** Task requirements **
Repeat every record below exactly, leaving out the pictures.

[Dataset rows]
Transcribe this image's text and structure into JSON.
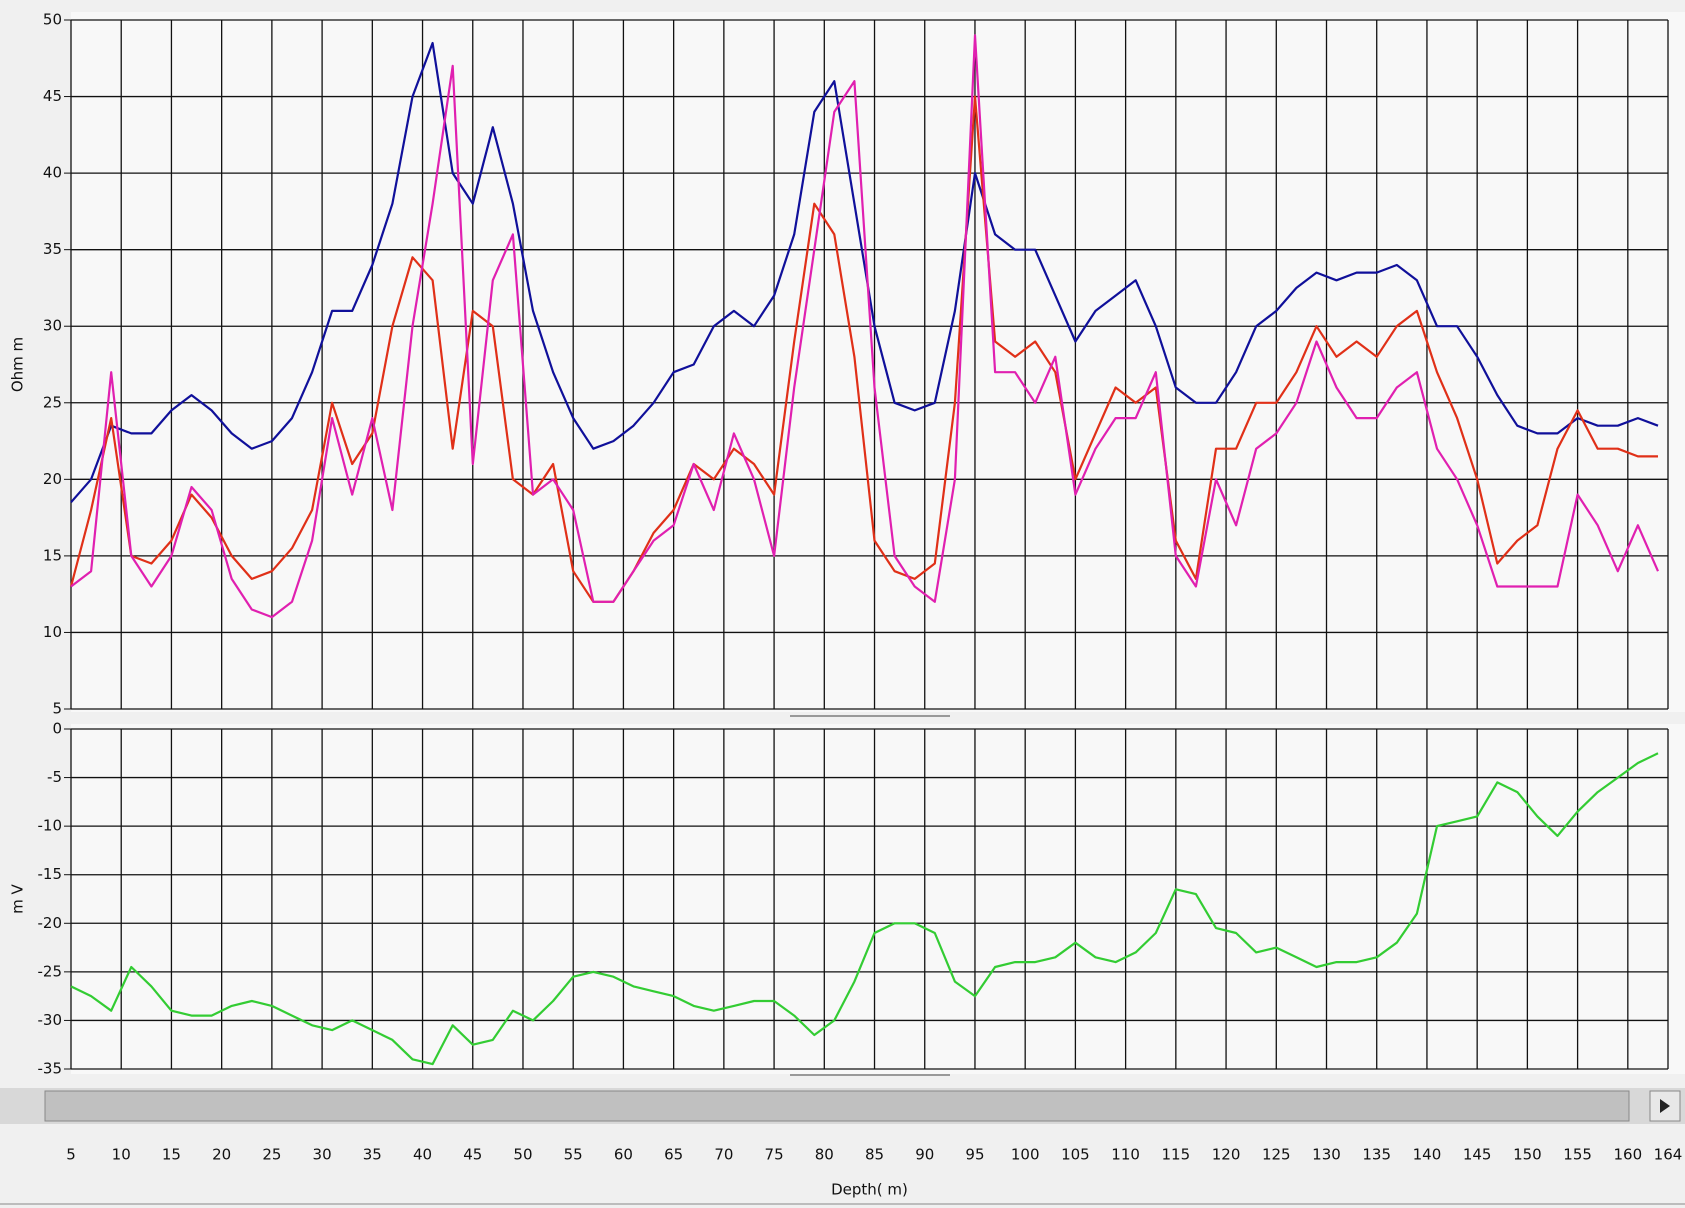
{
  "chart_data": [
    {
      "type": "line",
      "ylabel": "Ohm m",
      "xlim": [
        5,
        164
      ],
      "ylim": [
        5,
        50
      ],
      "yticks": [
        5,
        10,
        15,
        20,
        25,
        30,
        35,
        40,
        45,
        50
      ],
      "grid": true,
      "x": [
        5,
        7,
        9,
        11,
        13,
        15,
        17,
        19,
        21,
        23,
        25,
        27,
        29,
        31,
        33,
        35,
        37,
        39,
        41,
        43,
        45,
        47,
        49,
        51,
        53,
        55,
        57,
        59,
        61,
        63,
        65,
        67,
        69,
        71,
        73,
        75,
        77,
        79,
        81,
        83,
        85,
        87,
        89,
        91,
        93,
        95,
        97,
        99,
        101,
        103,
        105,
        107,
        109,
        111,
        113,
        115,
        117,
        119,
        121,
        123,
        125,
        127,
        129,
        131,
        133,
        135,
        137,
        139,
        141,
        143,
        145,
        147,
        149,
        151,
        153,
        155,
        157,
        159,
        161,
        163
      ],
      "series": [
        {
          "color": "#10109a",
          "values": [
            18.5,
            20,
            23.5,
            23,
            23,
            24.5,
            25.5,
            24.5,
            23,
            22,
            22.5,
            24,
            27,
            31,
            31,
            34,
            38,
            45,
            48.5,
            40,
            38,
            43,
            38,
            31,
            27,
            24,
            22,
            22.5,
            23.5,
            25,
            27,
            27.5,
            30,
            31,
            30,
            32,
            36,
            44,
            46,
            38,
            30,
            25,
            24.5,
            25,
            31,
            40,
            36,
            35,
            35,
            32,
            29,
            31,
            32,
            33,
            30,
            26,
            25,
            25,
            27,
            30,
            31,
            32.5,
            33.5,
            33,
            33.5,
            33.5,
            34,
            33,
            30,
            30,
            28,
            25.5,
            23.5,
            23,
            23,
            24,
            23.5,
            23.5,
            24,
            23.5
          ]
        },
        {
          "color": "#e03018",
          "values": [
            13,
            18,
            24,
            15,
            14.5,
            16,
            19,
            17.5,
            15,
            13.5,
            14,
            15.5,
            18,
            25,
            21,
            23,
            30,
            34.5,
            33,
            22,
            31,
            30,
            20,
            19,
            21,
            14,
            12,
            12,
            14,
            16.5,
            18,
            21,
            20,
            22,
            21,
            19,
            29,
            38,
            36,
            28,
            16,
            14,
            13.5,
            14.5,
            25,
            45,
            29,
            28,
            29,
            27,
            20,
            23,
            26,
            25,
            26,
            16,
            13.5,
            22,
            22,
            25,
            25,
            27,
            30,
            28,
            29,
            28,
            30,
            31,
            27,
            24,
            20,
            14.5,
            16,
            17,
            22,
            24.5,
            22,
            22,
            21.5,
            21.5
          ]
        },
        {
          "color": "#e020b0",
          "values": [
            13,
            14,
            27,
            15,
            13,
            15,
            19.5,
            18,
            13.5,
            11.5,
            11,
            12,
            16,
            24,
            19,
            24,
            18,
            30,
            38,
            47,
            21,
            33,
            36,
            19,
            20,
            18,
            12,
            12,
            14,
            16,
            17,
            21,
            18,
            23,
            20,
            15,
            26,
            35,
            44,
            46,
            26,
            15,
            13,
            12,
            20,
            49,
            27,
            27,
            25,
            28,
            19,
            22,
            24,
            24,
            27,
            15,
            13,
            20,
            17,
            22,
            23,
            25,
            29,
            26,
            24,
            24,
            26,
            27,
            22,
            20,
            17,
            13,
            13,
            13,
            13,
            19,
            17,
            14,
            17,
            14
          ]
        }
      ]
    },
    {
      "type": "line",
      "ylabel": "m V",
      "xlabel": "Depth( m)",
      "xlim": [
        5,
        164
      ],
      "xticks": [
        5,
        10,
        15,
        20,
        25,
        30,
        35,
        40,
        45,
        50,
        55,
        60,
        65,
        70,
        75,
        80,
        85,
        90,
        95,
        100,
        105,
        110,
        115,
        120,
        125,
        130,
        135,
        140,
        145,
        150,
        155,
        160,
        164
      ],
      "ylim": [
        -35,
        0
      ],
      "yticks": [
        0,
        -5,
        -10,
        -15,
        -20,
        -25,
        -30,
        -35
      ],
      "grid": true,
      "x": [
        5,
        7,
        9,
        11,
        13,
        15,
        17,
        19,
        21,
        23,
        25,
        27,
        29,
        31,
        33,
        35,
        37,
        39,
        41,
        43,
        45,
        47,
        49,
        51,
        53,
        55,
        57,
        59,
        61,
        63,
        65,
        67,
        69,
        71,
        73,
        75,
        77,
        79,
        81,
        83,
        85,
        87,
        89,
        91,
        93,
        95,
        97,
        99,
        101,
        103,
        105,
        107,
        109,
        111,
        113,
        115,
        117,
        119,
        121,
        123,
        125,
        127,
        129,
        131,
        133,
        135,
        137,
        139,
        141,
        143,
        145,
        147,
        149,
        151,
        153,
        155,
        157,
        159,
        161,
        163
      ],
      "series": [
        {
          "color": "#33cc33",
          "values": [
            -26.5,
            -27.5,
            -29,
            -24.5,
            -26.5,
            -29,
            -29.5,
            -29.5,
            -28.5,
            -28,
            -28.5,
            -29.5,
            -30.5,
            -31,
            -30,
            -31,
            -32,
            -34,
            -34.5,
            -30.5,
            -32.5,
            -32,
            -29,
            -30,
            -28,
            -25.5,
            -25,
            -25.5,
            -26.5,
            -27,
            -27.5,
            -28.5,
            -29,
            -28.5,
            -28,
            -28,
            -29.5,
            -31.5,
            -30,
            -26,
            -21,
            -20,
            -20,
            -21,
            -26,
            -27.5,
            -24.5,
            -24,
            -24,
            -23.5,
            -22,
            -23.5,
            -24,
            -23,
            -21,
            -16.5,
            -17,
            -20.5,
            -21,
            -23,
            -22.5,
            -23.5,
            -24.5,
            -24,
            -24,
            -23.5,
            -22,
            -19,
            -10,
            -9.5,
            -9,
            -5.5,
            -6.5,
            -9,
            -11,
            -8.5,
            -6.5,
            -5,
            -3.5,
            -2.5
          ]
        }
      ]
    }
  ]
}
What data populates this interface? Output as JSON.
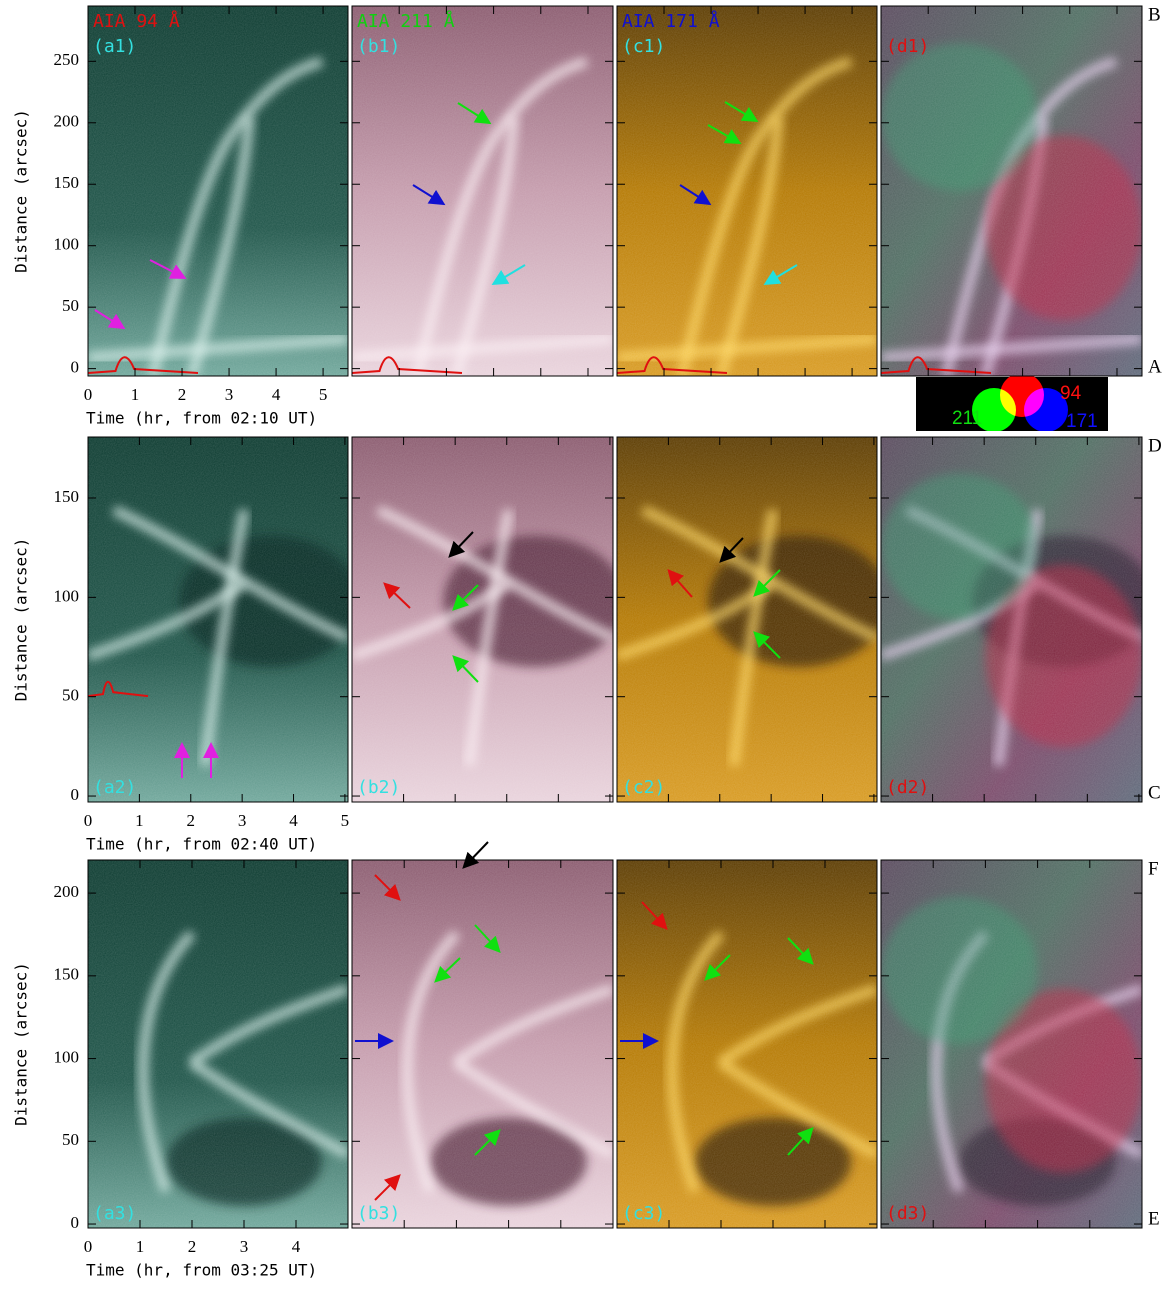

** Full output **
Transcribe this image's text and structure into JSON.
{
  "chart_data": [
    {
      "type": "line",
      "ylabel": "Ohm m",
      "xlim": [
        5,
        164
      ],
      "ylim": [
        5,
        50
      ],
      "yticks": [
        5,
        10,
        15,
        20,
        25,
        30,
        35,
        40,
        45,
        50
      ],
      "grid": true,
      "x": [
        5,
        7,
        9,
        11,
        13,
        15,
        17,
        19,
        21,
        23,
        25,
        27,
        29,
        31,
        33,
        35,
        37,
        39,
        41,
        43,
        45,
        47,
        49,
        51,
        53,
        55,
        57,
        59,
        61,
        63,
        65,
        67,
        69,
        71,
        73,
        75,
        77,
        79,
        81,
        83,
        85,
        87,
        89,
        91,
        93,
        95,
        97,
        99,
        101,
        103,
        105,
        107,
        109,
        111,
        113,
        115,
        117,
        119,
        121,
        123,
        125,
        127,
        129,
        131,
        133,
        135,
        137,
        139,
        141,
        143,
        145,
        147,
        149,
        151,
        153,
        155,
        157,
        159,
        161,
        163
      ],
      "series": [
        {
          "color": "#10109a",
          "values": [
            18.5,
            20,
            23.5,
            23,
            23,
            24.5,
            25.5,
            24.5,
            23,
            22,
            22.5,
            24,
            27,
            31,
            31,
            34,
            38,
            45,
            48.5,
            40,
            38,
            43,
            38,
            31,
            27,
            24,
            22,
            22.5,
            23.5,
            25,
            27,
            27.5,
            30,
            31,
            30,
            32,
            36,
            44,
            46,
            38,
            30,
            25,
            24.5,
            25,
            31,
            40,
            36,
            35,
            35,
            32,
            29,
            31,
            32,
            33,
            30,
            26,
            25,
            25,
            27,
            30,
            31,
            32.5,
            33.5,
            33,
            33.5,
            33.5,
            34,
            33,
            30,
            30,
            28,
            25.5,
            23.5,
            23,
            23,
            24,
            23.5,
            23.5,
            24,
            23.5
          ]
        },
        {
          "color": "#e03018",
          "values": [
            13,
            18,
            24,
            15,
            14.5,
            16,
            19,
            17.5,
            15,
            13.5,
            14,
            15.5,
            18,
            25,
            21,
            23,
            30,
            34.5,
            33,
            22,
            31,
            30,
            20,
            19,
            21,
            14,
            12,
            12,
            14,
            16.5,
            18,
            21,
            20,
            22,
            21,
            19,
            29,
            38,
            36,
            28,
            16,
            14,
            13.5,
            14.5,
            25,
            45,
            29,
            28,
            29,
            27,
            20,
            23,
            26,
            25,
            26,
            16,
            13.5,
            22,
            22,
            25,
            25,
            27,
            30,
            28,
            29,
            28,
            30,
            31,
            27,
            24,
            20,
            14.5,
            16,
            17,
            22,
            24.5,
            22,
            22,
            21.5,
            21.5
          ]
        },
        {
          "color": "#e020b0",
          "values": [
            13,
            14,
            27,
            15,
            13,
            15,
            19.5,
            18,
            13.5,
            11.5,
            11,
            12,
            16,
            24,
            19,
            24,
            18,
            30,
            38,
            47,
            21,
            33,
            36,
            19,
            20,
            18,
            12,
            12,
            14,
            16,
            17,
            21,
            18,
            23,
            20,
            15,
            26,
            35,
            44,
            46,
            26,
            15,
            13,
            12,
            20,
            49,
            27,
            27,
            25,
            28,
            19,
            22,
            24,
            24,
            27,
            15,
            13,
            20,
            17,
            22,
            23,
            25,
            29,
            26,
            24,
            24,
            26,
            27,
            22,
            20,
            17,
            13,
            13,
            13,
            13,
            19,
            17,
            14,
            17,
            14
          ]
        }
      ]
    },
    {
      "type": "line",
      "ylabel": "m V",
      "xlabel": "Depth( m)",
      "xlim": [
        5,
        164
      ],
      "xticks": [
        5,
        10,
        15,
        20,
        25,
        30,
        35,
        40,
        45,
        50,
        55,
        60,
        65,
        70,
        75,
        80,
        85,
        90,
        95,
        100,
        105,
        110,
        115,
        120,
        125,
        130,
        135,
        140,
        145,
        150,
        155,
        160,
        164
      ],
      "ylim": [
        -35,
        0
      ],
      "yticks": [
        0,
        -5,
        -10,
        -15,
        -20,
        -25,
        -30,
        -35
      ],
      "grid": true,
      "x": [
        5,
        7,
        9,
        11,
        13,
        15,
        17,
        19,
        21,
        23,
        25,
        27,
        29,
        31,
        33,
        35,
        37,
        39,
        41,
        43,
        45,
        47,
        49,
        51,
        53,
        55,
        57,
        59,
        61,
        63,
        65,
        67,
        69,
        71,
        73,
        75,
        77,
        79,
        81,
        83,
        85,
        87,
        89,
        91,
        93,
        95,
        97,
        99,
        101,
        103,
        105,
        107,
        109,
        111,
        113,
        115,
        117,
        119,
        121,
        123,
        125,
        127,
        129,
        131,
        133,
        135,
        137,
        139,
        141,
        143,
        145,
        147,
        149,
        151,
        153,
        155,
        157,
        159,
        161,
        163
      ],
      "series": [
        {
          "color": "#33cc33",
          "values": [
            -26.5,
            -27.5,
            -29,
            -24.5,
            -26.5,
            -29,
            -29.5,
            -29.5,
            -28.5,
            -28,
            -28.5,
            -29.5,
            -30.5,
            -31,
            -30,
            -31,
            -32,
            -34,
            -34.5,
            -30.5,
            -32.5,
            -32,
            -29,
            -30,
            -28,
            -25.5,
            -25,
            -25.5,
            -26.5,
            -27,
            -27.5,
            -28.5,
            -29,
            -28.5,
            -28,
            -28,
            -29.5,
            -31.5,
            -30,
            -26,
            -21,
            -20,
            -20,
            -21,
            -26,
            -27.5,
            -24.5,
            -24,
            -24,
            -23.5,
            -22,
            -23.5,
            -24,
            -23,
            -21,
            -16.5,
            -17,
            -20.5,
            -21,
            -23,
            -22.5,
            -23.5,
            -24.5,
            -24,
            -24,
            -23.5,
            -22,
            -19,
            -10,
            -9.5,
            -9,
            -5.5,
            -6.5,
            -9,
            -11,
            -8.5,
            -6.5,
            -5,
            -3.5,
            -2.5
          ]
        }
      ]
    }
  ]
}
What data populates this interface? Output as JSON.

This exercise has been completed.